Exercise brief: Carry none of the pictures over; write out the complete data exactly.

Records for the task:
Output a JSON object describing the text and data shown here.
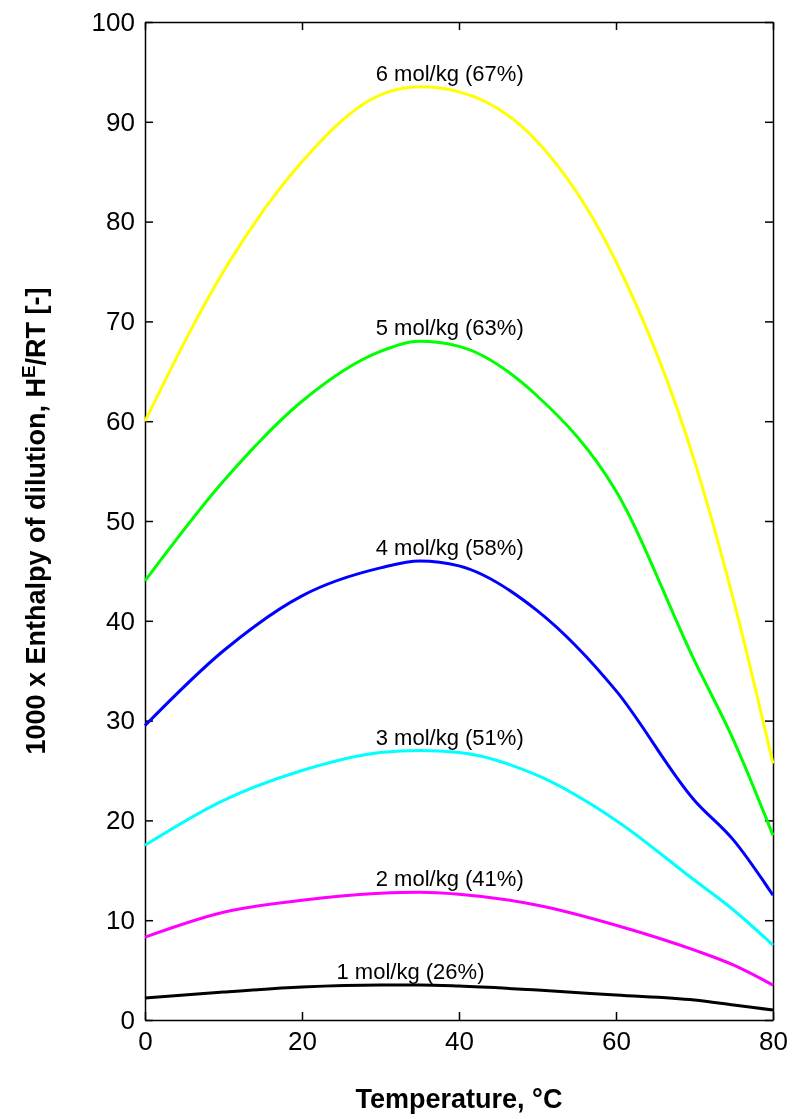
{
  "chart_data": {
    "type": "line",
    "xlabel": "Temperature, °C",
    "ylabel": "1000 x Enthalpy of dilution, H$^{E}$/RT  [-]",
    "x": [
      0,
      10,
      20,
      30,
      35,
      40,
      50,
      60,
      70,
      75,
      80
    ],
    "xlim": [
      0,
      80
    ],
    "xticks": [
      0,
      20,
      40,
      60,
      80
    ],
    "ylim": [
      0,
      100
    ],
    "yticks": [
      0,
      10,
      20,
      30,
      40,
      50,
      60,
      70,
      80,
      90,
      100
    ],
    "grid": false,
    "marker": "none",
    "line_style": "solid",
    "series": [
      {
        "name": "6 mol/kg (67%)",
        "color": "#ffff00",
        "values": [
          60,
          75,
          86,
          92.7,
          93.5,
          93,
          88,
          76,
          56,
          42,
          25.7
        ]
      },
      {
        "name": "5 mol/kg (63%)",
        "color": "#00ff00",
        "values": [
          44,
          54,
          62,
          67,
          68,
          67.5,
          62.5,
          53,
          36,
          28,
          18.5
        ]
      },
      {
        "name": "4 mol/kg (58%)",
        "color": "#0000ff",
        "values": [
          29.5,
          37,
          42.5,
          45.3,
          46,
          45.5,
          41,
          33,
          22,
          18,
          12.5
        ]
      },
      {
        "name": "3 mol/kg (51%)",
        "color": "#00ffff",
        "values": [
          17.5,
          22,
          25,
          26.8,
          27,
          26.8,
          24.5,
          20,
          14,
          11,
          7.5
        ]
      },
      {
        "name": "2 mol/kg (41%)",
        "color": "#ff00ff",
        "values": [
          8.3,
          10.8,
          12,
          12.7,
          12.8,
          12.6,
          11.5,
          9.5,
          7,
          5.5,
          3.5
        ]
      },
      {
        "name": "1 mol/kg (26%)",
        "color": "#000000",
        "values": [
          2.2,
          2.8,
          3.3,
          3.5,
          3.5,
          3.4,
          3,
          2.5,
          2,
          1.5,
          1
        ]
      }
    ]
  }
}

Completed task:
Output a JSON object describing the text and data shown here.
{
  "chart_data": {
    "type": "line",
    "xlabel": "Temperature, °C",
    "ylabel": "1000 x Enthalpy of dilution, H$^{E}$/RT  [-]",
    "x": [
      0,
      10,
      20,
      30,
      35,
      40,
      50,
      60,
      70,
      75,
      80
    ],
    "xlim": [
      0,
      80
    ],
    "xticks": [
      0,
      20,
      40,
      60,
      80
    ],
    "ylim": [
      0,
      100
    ],
    "yticks": [
      0,
      10,
      20,
      30,
      40,
      50,
      60,
      70,
      80,
      90,
      100
    ],
    "grid": false,
    "marker": "none",
    "line_style": "solid",
    "series": [
      {
        "name": "6 mol/kg (67%)",
        "color": "#ffff00",
        "values": [
          60,
          75,
          86,
          92.7,
          93.5,
          93,
          88,
          76,
          56,
          42,
          25.7
        ]
      },
      {
        "name": "5 mol/kg (63%)",
        "color": "#00ff00",
        "values": [
          44,
          54,
          62,
          67,
          68,
          67.5,
          62.5,
          53,
          36,
          28,
          18.5
        ]
      },
      {
        "name": "4 mol/kg (58%)",
        "color": "#0000ff",
        "values": [
          29.5,
          37,
          42.5,
          45.3,
          46,
          45.5,
          41,
          33,
          22,
          18,
          12.5
        ]
      },
      {
        "name": "3 mol/kg (51%)",
        "color": "#00ffff",
        "values": [
          17.5,
          22,
          25,
          26.8,
          27,
          26.8,
          24.5,
          20,
          14,
          11,
          7.5
        ]
      },
      {
        "name": "2 mol/kg (41%)",
        "color": "#ff00ff",
        "values": [
          8.3,
          10.8,
          12,
          12.7,
          12.8,
          12.6,
          11.5,
          9.5,
          7,
          5.5,
          3.5
        ]
      },
      {
        "name": "1 mol/kg (26%)",
        "color": "#000000",
        "values": [
          2.2,
          2.8,
          3.3,
          3.5,
          3.5,
          3.4,
          3,
          2.5,
          2,
          1.5,
          1
        ]
      }
    ]
  }
}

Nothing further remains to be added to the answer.